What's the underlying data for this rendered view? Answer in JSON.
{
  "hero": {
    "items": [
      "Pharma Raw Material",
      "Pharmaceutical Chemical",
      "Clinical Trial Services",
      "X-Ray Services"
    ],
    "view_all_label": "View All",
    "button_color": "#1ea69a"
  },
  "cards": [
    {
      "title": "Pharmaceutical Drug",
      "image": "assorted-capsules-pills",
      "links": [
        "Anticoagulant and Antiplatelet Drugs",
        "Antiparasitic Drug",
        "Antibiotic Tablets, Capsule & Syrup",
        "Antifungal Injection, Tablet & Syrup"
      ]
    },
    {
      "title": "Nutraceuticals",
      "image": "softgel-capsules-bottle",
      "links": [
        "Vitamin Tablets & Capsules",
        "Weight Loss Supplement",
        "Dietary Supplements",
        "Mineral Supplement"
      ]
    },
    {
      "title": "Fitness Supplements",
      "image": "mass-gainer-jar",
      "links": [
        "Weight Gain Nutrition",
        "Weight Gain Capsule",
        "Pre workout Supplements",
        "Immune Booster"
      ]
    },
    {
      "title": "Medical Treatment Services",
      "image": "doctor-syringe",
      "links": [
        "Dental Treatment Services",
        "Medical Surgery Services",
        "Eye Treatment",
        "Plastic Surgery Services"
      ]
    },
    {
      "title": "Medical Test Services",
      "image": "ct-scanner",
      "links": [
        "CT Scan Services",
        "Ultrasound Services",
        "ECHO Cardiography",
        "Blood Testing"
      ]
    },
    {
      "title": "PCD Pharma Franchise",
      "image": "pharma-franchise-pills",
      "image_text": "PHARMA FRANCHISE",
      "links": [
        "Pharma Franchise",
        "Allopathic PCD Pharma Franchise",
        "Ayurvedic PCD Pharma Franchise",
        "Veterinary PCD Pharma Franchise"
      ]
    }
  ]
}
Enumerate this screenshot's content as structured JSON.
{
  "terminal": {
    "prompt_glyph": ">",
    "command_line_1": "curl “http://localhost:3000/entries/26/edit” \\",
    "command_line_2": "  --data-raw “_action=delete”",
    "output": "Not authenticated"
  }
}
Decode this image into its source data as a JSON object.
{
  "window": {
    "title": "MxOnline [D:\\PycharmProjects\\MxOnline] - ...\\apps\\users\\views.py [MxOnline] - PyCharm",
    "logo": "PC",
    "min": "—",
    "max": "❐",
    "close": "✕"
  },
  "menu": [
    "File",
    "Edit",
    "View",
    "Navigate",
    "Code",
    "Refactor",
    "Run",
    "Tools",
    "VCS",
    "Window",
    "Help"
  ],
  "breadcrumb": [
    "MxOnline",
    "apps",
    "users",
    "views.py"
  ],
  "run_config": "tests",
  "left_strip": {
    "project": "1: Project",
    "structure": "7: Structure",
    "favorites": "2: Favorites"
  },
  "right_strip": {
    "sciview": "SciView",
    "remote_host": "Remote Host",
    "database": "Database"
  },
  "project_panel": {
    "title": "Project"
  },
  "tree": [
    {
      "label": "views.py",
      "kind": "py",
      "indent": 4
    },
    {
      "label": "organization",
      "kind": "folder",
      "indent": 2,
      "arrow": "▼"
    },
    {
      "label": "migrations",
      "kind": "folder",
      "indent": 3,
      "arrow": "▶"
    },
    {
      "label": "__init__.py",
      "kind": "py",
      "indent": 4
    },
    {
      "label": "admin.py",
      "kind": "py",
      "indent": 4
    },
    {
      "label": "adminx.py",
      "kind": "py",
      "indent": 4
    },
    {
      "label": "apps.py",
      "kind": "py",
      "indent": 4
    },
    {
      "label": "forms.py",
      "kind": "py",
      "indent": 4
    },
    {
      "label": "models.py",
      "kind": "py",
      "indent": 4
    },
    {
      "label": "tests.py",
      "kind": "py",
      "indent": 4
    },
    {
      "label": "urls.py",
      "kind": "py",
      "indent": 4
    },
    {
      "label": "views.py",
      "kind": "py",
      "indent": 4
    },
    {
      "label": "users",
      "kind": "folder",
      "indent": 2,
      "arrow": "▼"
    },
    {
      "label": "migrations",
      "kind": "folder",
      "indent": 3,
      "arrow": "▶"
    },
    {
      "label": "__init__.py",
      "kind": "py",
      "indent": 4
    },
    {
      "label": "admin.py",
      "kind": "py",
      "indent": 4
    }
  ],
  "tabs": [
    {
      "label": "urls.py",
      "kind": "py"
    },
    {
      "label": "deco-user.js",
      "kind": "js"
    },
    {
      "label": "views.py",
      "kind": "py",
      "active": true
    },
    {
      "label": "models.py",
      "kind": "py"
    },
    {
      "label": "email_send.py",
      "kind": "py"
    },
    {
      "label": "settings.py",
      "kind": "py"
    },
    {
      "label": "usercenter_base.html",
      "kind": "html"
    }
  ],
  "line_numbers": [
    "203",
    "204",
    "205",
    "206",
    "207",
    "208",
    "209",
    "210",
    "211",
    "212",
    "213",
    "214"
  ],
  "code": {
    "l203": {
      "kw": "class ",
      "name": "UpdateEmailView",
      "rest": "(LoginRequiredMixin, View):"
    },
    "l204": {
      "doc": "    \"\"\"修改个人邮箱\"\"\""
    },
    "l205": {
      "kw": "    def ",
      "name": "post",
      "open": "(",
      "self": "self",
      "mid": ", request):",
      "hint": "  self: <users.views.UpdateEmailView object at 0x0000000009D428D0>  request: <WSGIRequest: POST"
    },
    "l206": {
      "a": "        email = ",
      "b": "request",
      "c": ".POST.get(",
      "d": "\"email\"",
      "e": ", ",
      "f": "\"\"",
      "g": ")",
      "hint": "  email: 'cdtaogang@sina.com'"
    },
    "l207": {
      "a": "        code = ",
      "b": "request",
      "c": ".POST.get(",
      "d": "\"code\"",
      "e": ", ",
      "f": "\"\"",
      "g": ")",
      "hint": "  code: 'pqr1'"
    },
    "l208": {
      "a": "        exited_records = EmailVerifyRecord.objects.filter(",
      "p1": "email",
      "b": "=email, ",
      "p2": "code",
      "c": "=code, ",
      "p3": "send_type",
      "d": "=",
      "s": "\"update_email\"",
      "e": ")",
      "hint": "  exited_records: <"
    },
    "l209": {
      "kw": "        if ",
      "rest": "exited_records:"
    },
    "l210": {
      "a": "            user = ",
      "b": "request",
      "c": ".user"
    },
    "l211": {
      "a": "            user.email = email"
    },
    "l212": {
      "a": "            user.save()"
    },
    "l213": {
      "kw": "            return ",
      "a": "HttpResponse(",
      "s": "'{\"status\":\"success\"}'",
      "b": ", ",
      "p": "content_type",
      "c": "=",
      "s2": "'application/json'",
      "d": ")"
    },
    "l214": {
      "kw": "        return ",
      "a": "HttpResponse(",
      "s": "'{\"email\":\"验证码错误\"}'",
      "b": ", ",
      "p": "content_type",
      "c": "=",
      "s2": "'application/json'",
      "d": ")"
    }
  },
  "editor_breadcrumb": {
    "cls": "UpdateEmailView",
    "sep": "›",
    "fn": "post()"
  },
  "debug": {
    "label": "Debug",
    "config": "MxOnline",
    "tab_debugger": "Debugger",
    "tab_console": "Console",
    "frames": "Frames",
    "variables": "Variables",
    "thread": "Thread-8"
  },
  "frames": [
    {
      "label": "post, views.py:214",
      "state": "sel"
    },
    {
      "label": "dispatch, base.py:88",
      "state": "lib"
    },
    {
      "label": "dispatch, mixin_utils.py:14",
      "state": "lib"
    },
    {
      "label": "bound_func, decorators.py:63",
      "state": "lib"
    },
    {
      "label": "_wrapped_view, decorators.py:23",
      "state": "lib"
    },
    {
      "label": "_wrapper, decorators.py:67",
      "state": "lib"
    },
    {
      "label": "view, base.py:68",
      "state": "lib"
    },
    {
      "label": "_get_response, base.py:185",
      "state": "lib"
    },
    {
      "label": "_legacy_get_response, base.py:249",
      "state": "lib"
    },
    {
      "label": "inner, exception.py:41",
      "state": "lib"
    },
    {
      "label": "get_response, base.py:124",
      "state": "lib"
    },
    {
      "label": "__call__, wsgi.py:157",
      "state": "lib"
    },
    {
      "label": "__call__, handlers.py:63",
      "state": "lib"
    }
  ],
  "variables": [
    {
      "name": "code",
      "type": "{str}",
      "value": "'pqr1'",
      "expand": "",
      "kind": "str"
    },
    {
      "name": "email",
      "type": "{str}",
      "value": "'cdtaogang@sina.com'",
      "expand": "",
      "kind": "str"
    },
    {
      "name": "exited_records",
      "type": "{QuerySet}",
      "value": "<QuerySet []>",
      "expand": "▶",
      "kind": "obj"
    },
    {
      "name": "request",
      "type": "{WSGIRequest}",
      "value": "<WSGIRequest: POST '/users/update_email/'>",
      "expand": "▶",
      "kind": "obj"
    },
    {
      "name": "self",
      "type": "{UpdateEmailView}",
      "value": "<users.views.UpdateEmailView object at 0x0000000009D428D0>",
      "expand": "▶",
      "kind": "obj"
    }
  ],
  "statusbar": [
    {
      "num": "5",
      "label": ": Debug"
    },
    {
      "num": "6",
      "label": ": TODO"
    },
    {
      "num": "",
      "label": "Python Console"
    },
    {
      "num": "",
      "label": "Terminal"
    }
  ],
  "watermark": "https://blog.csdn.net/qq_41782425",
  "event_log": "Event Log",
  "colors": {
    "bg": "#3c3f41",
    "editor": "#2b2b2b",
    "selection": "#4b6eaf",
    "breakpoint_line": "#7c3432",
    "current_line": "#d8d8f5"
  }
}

○ ○ ○

• Required work:
Copy whichever lines in the listing above contain the word "sina".

• Result:
      "hint": "  email: 'cdtaogang@sina.com'"
      "value": "'cdtaogang@sina.com'",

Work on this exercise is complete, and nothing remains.